#### [Source material]
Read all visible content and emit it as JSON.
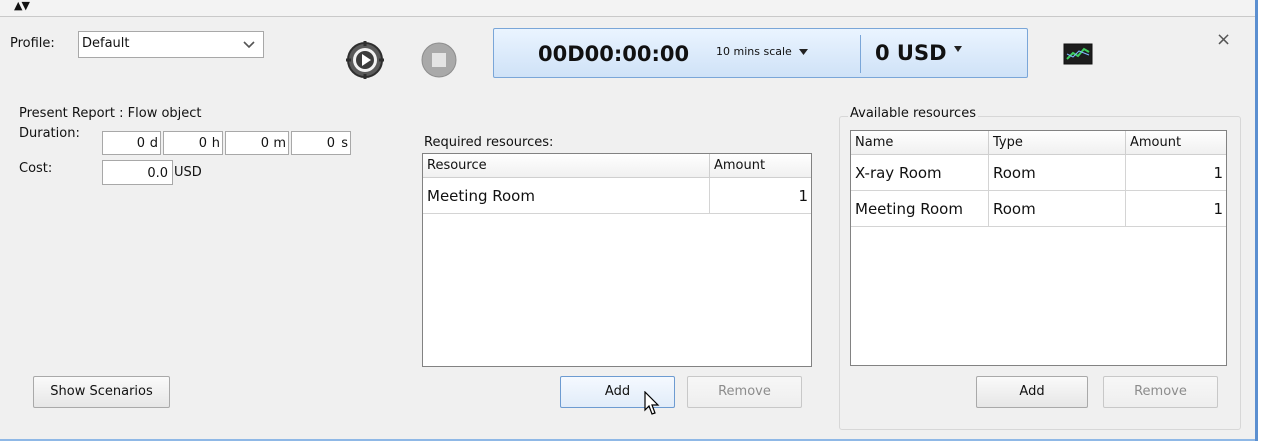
{
  "toolbar": {
    "collapse_arrows": "▲▼",
    "profile_label": "Profile:",
    "profile_value": "Default",
    "timer": "00D00:00:00",
    "scale": "10 mins scale",
    "cost": "0 USD",
    "close_glyph": "×"
  },
  "present_report": {
    "title": "Present Report : Flow object",
    "duration_label": "Duration:",
    "duration": [
      {
        "value": "0",
        "unit": "d"
      },
      {
        "value": "0",
        "unit": "h"
      },
      {
        "value": "0",
        "unit": "m"
      },
      {
        "value": "0",
        "unit": "s"
      }
    ],
    "cost_label": "Cost:",
    "cost_value": "0.0",
    "cost_unit": "USD",
    "show_scenarios_label": "Show Scenarios"
  },
  "required_resources": {
    "title": "Required resources:",
    "columns": [
      "Resource",
      "Amount"
    ],
    "rows": [
      {
        "resource": "Meeting Room",
        "amount": "1"
      }
    ],
    "add_label": "Add",
    "remove_label": "Remove"
  },
  "available_resources": {
    "title": "Available resources",
    "columns": [
      "Name",
      "Type",
      "Amount"
    ],
    "rows": [
      {
        "name": "X-ray Room",
        "type": "Room",
        "amount": "1"
      },
      {
        "name": "Meeting Room",
        "type": "Room",
        "amount": "1"
      }
    ],
    "add_label": "Add",
    "remove_label": "Remove"
  },
  "icons": {
    "run": "run-simulation-icon",
    "stop": "stop-icon",
    "chart": "chart-icon",
    "dropdown": "chevron-down-icon",
    "cursor": "mouse-pointer-icon"
  },
  "colors": {
    "accent_blue": "#5b8fd0",
    "sim_panel_bg": "#dbeafb",
    "stop_gray": "#9b9b9b",
    "chart_green": "#2fa04a"
  }
}
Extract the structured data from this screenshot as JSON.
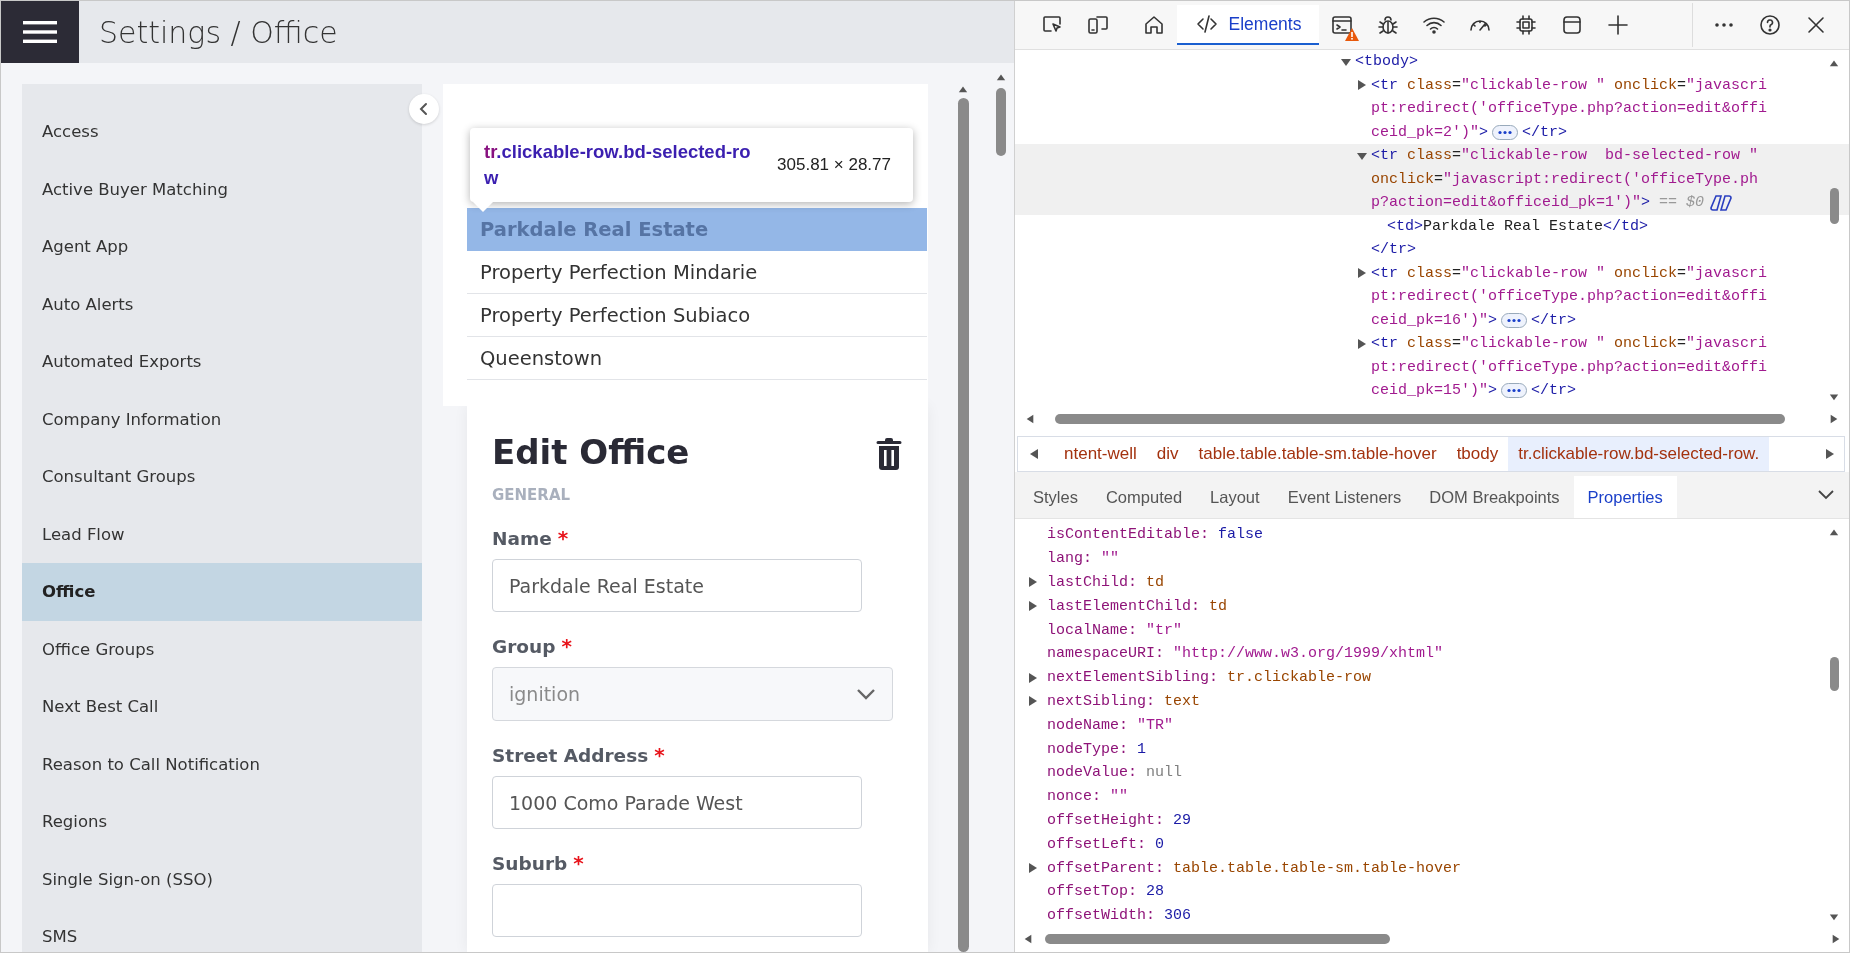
{
  "header": {
    "title": "Settings / Office"
  },
  "sidebar": {
    "items": [
      {
        "label": "Access",
        "selected": false
      },
      {
        "label": "Active Buyer Matching",
        "selected": false
      },
      {
        "label": "Agent App",
        "selected": false
      },
      {
        "label": "Auto Alerts",
        "selected": false
      },
      {
        "label": "Automated Exports",
        "selected": false
      },
      {
        "label": "Company Information",
        "selected": false
      },
      {
        "label": "Consultant Groups",
        "selected": false
      },
      {
        "label": "Lead Flow",
        "selected": false
      },
      {
        "label": "Office",
        "selected": true
      },
      {
        "label": "Office Groups",
        "selected": false
      },
      {
        "label": "Next Best Call",
        "selected": false
      },
      {
        "label": "Reason to Call Notification",
        "selected": false
      },
      {
        "label": "Regions",
        "selected": false
      },
      {
        "label": "Single Sign-on (SSO)",
        "selected": false
      },
      {
        "label": "SMS",
        "selected": false
      }
    ]
  },
  "office_list": {
    "rows": [
      {
        "name": "Parkdale Real Estate",
        "selected": true
      },
      {
        "name": "Property Perfection Mindarie",
        "selected": false
      },
      {
        "name": "Property Perfection Subiaco",
        "selected": false
      },
      {
        "name": "Queenstown",
        "selected": false
      }
    ]
  },
  "inspect_tooltip": {
    "tag": "tr",
    "classes": ".clickable-row.bd-selected-row",
    "size": "305.81 × 28.77"
  },
  "edit_office": {
    "title": "Edit Office",
    "section": "GENERAL",
    "fields": [
      {
        "kind": "text",
        "label": "Name",
        "required_mark": "*",
        "value": "Parkdale Real Estate"
      },
      {
        "kind": "select",
        "label": "Group",
        "required_mark": "*",
        "disabled": true,
        "value": "ignition"
      },
      {
        "kind": "text",
        "label": "Street Address",
        "required_mark": "*",
        "value": "1000 Como Parade West"
      },
      {
        "kind": "text",
        "label": "Suburb",
        "required_mark": "*"
      }
    ]
  },
  "devtools": {
    "tools": [
      {
        "kind": "inspect"
      },
      {
        "kind": "device"
      }
    ],
    "tabs": [
      {
        "kind": "home",
        "selected": false,
        "warning": false
      },
      {
        "kind": "elements",
        "label": "Elements",
        "selected": true,
        "warning": false
      },
      {
        "kind": "console",
        "selected": false,
        "warning": true
      },
      {
        "kind": "bug",
        "selected": false,
        "warning": false
      },
      {
        "kind": "wifi",
        "selected": false,
        "warning": false
      },
      {
        "kind": "gauge",
        "selected": false,
        "warning": false
      },
      {
        "kind": "chip",
        "selected": false,
        "warning": false
      },
      {
        "kind": "window",
        "selected": false,
        "warning": false
      },
      {
        "kind": "add",
        "selected": false,
        "warning": false
      }
    ],
    "actions": [
      {
        "kind": "more"
      },
      {
        "kind": "help"
      },
      {
        "kind": "close"
      }
    ],
    "dom": {
      "nodes": [
        {
          "expanded": true,
          "selected": false,
          "lines": [
            [
              {
                "kind": "tag",
                "text": "<tbody>"
              }
            ]
          ],
          "children": [
            {
              "expanded": false,
              "selected": false,
              "lines": [
                [
                  {
                    "kind": "tag",
                    "text": "<tr"
                  },
                  {
                    "kind": "attr",
                    "text": " class"
                  },
                  {
                    "kind": "punct",
                    "text": "="
                  },
                  {
                    "kind": "val",
                    "text": "\"clickable-row \""
                  },
                  {
                    "kind": "attr",
                    "text": " onclick"
                  },
                  {
                    "kind": "punct",
                    "text": "="
                  },
                  {
                    "kind": "val",
                    "text": "\"javascri"
                  }
                ],
                [
                  {
                    "kind": "val",
                    "text": "pt:redirect('officeType.php?action=edit&offi"
                  }
                ],
                [
                  {
                    "kind": "val",
                    "text": "ceid_pk=2')\""
                  },
                  {
                    "kind": "tag",
                    "text": ">"
                  }
                ]
              ],
              "tail": [
                {
                  "kind": "tag",
                  "text": "</tr>"
                }
              ]
            },
            {
              "expanded": true,
              "selected": true,
              "lines": [
                [
                  {
                    "kind": "tag",
                    "text": "<tr"
                  },
                  {
                    "kind": "attr",
                    "text": " class"
                  },
                  {
                    "kind": "punct",
                    "text": "="
                  },
                  {
                    "kind": "val",
                    "text": "\"clickable-row  bd-selected-row \""
                  }
                ],
                [
                  {
                    "kind": "attr",
                    "text": "onclick"
                  },
                  {
                    "kind": "punct",
                    "text": "="
                  },
                  {
                    "kind": "val",
                    "text": "\"javascript:redirect('officeType.ph"
                  }
                ],
                [
                  {
                    "kind": "val",
                    "text": "p?action=edit&officeid_pk=1')\""
                  },
                  {
                    "kind": "tag",
                    "text": ">"
                  },
                  {
                    "kind": "dim",
                    "text": " == $0"
                  }
                ]
              ],
              "children": [
                {
                  "selected": false,
                  "lines": [
                    [
                      {
                        "kind": "tag",
                        "text": "<td>"
                      },
                      {
                        "kind": "text",
                        "text": "Parkdale Real Estate"
                      },
                      {
                        "kind": "tag",
                        "text": "</td>"
                      }
                    ]
                  ]
                }
              ],
              "close": [
                {
                  "kind": "tag",
                  "text": "</tr>"
                }
              ]
            },
            {
              "expanded": false,
              "selected": false,
              "lines": [
                [
                  {
                    "kind": "tag",
                    "text": "<tr"
                  },
                  {
                    "kind": "attr",
                    "text": " class"
                  },
                  {
                    "kind": "punct",
                    "text": "="
                  },
                  {
                    "kind": "val",
                    "text": "\"clickable-row \""
                  },
                  {
                    "kind": "attr",
                    "text": " onclick"
                  },
                  {
                    "kind": "punct",
                    "text": "="
                  },
                  {
                    "kind": "val",
                    "text": "\"javascri"
                  }
                ],
                [
                  {
                    "kind": "val",
                    "text": "pt:redirect('officeType.php?action=edit&offi"
                  }
                ],
                [
                  {
                    "kind": "val",
                    "text": "ceid_pk=16')\""
                  },
                  {
                    "kind": "tag",
                    "text": ">"
                  }
                ]
              ],
              "tail": [
                {
                  "kind": "tag",
                  "text": "</tr>"
                }
              ]
            },
            {
              "expanded": false,
              "selected": false,
              "lines": [
                [
                  {
                    "kind": "tag",
                    "text": "<tr"
                  },
                  {
                    "kind": "attr",
                    "text": " class"
                  },
                  {
                    "kind": "punct",
                    "text": "="
                  },
                  {
                    "kind": "val",
                    "text": "\"clickable-row \""
                  },
                  {
                    "kind": "attr",
                    "text": " onclick"
                  },
                  {
                    "kind": "punct",
                    "text": "="
                  },
                  {
                    "kind": "val",
                    "text": "\"javascri"
                  }
                ],
                [
                  {
                    "kind": "val",
                    "text": "pt:redirect('officeType.php?action=edit&offi"
                  }
                ],
                [
                  {
                    "kind": "val",
                    "text": "ceid_pk=15')\""
                  },
                  {
                    "kind": "tag",
                    "text": ">"
                  }
                ]
              ],
              "tail": [
                {
                  "kind": "tag",
                  "text": "</tr>"
                }
              ]
            }
          ]
        }
      ]
    },
    "breadcrumbs": [
      {
        "label": "ntent-well",
        "selected": false
      },
      {
        "label": "div",
        "selected": false
      },
      {
        "label": "table.table.table-sm.table-hover",
        "selected": false
      },
      {
        "label": "tbody",
        "selected": false
      },
      {
        "label": "tr.clickable-row.bd-selected-row.",
        "selected": true
      }
    ],
    "panel_tabs": [
      {
        "label": "Styles",
        "selected": false
      },
      {
        "label": "Computed",
        "selected": false
      },
      {
        "label": "Layout",
        "selected": false
      },
      {
        "label": "Event Listeners",
        "selected": false
      },
      {
        "label": "DOM Breakpoints",
        "selected": false
      },
      {
        "label": "Properties",
        "selected": true
      }
    ],
    "properties": [
      {
        "key": "isContentEditable:",
        "value": "false",
        "kind": "keyword",
        "expandable": false
      },
      {
        "key": "lang:",
        "value": "\"\"",
        "kind": "string",
        "expandable": false
      },
      {
        "key": "lastChild:",
        "value": "td",
        "kind": "object",
        "expandable": true
      },
      {
        "key": "lastElementChild:",
        "value": "td",
        "kind": "object",
        "expandable": true
      },
      {
        "key": "localName:",
        "value": "\"tr\"",
        "kind": "string",
        "expandable": false
      },
      {
        "key": "namespaceURI:",
        "value": "\"http://www.w3.org/1999/xhtml\"",
        "kind": "string",
        "expandable": false
      },
      {
        "key": "nextElementSibling:",
        "value": "tr.clickable-row",
        "kind": "object",
        "expandable": true
      },
      {
        "key": "nextSibling:",
        "value": "text",
        "kind": "object",
        "expandable": true
      },
      {
        "key": "nodeName:",
        "value": "\"TR\"",
        "kind": "string",
        "expandable": false
      },
      {
        "key": "nodeType:",
        "value": "1",
        "kind": "number",
        "expandable": false
      },
      {
        "key": "nodeValue:",
        "value": "null",
        "kind": "null",
        "expandable": false
      },
      {
        "key": "nonce:",
        "value": "\"\"",
        "kind": "string",
        "expandable": false
      },
      {
        "key": "offsetHeight:",
        "value": "29",
        "kind": "number",
        "expandable": false
      },
      {
        "key": "offsetLeft:",
        "value": "0",
        "kind": "number",
        "expandable": false
      },
      {
        "key": "offsetParent:",
        "value": "table.table.table-sm.table-hover",
        "kind": "object",
        "expandable": true
      },
      {
        "key": "offsetTop:",
        "value": "28",
        "kind": "number",
        "expandable": false
      },
      {
        "key": "offsetWidth:",
        "value": "306",
        "kind": "number",
        "expandable": false
      }
    ]
  }
}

#### [Problem description]
Pull out each line of the listing that holds the string "Flow".

#### [Response to this task]
    "title": "Present Report : Flow object",
        "label": "Lead Flow",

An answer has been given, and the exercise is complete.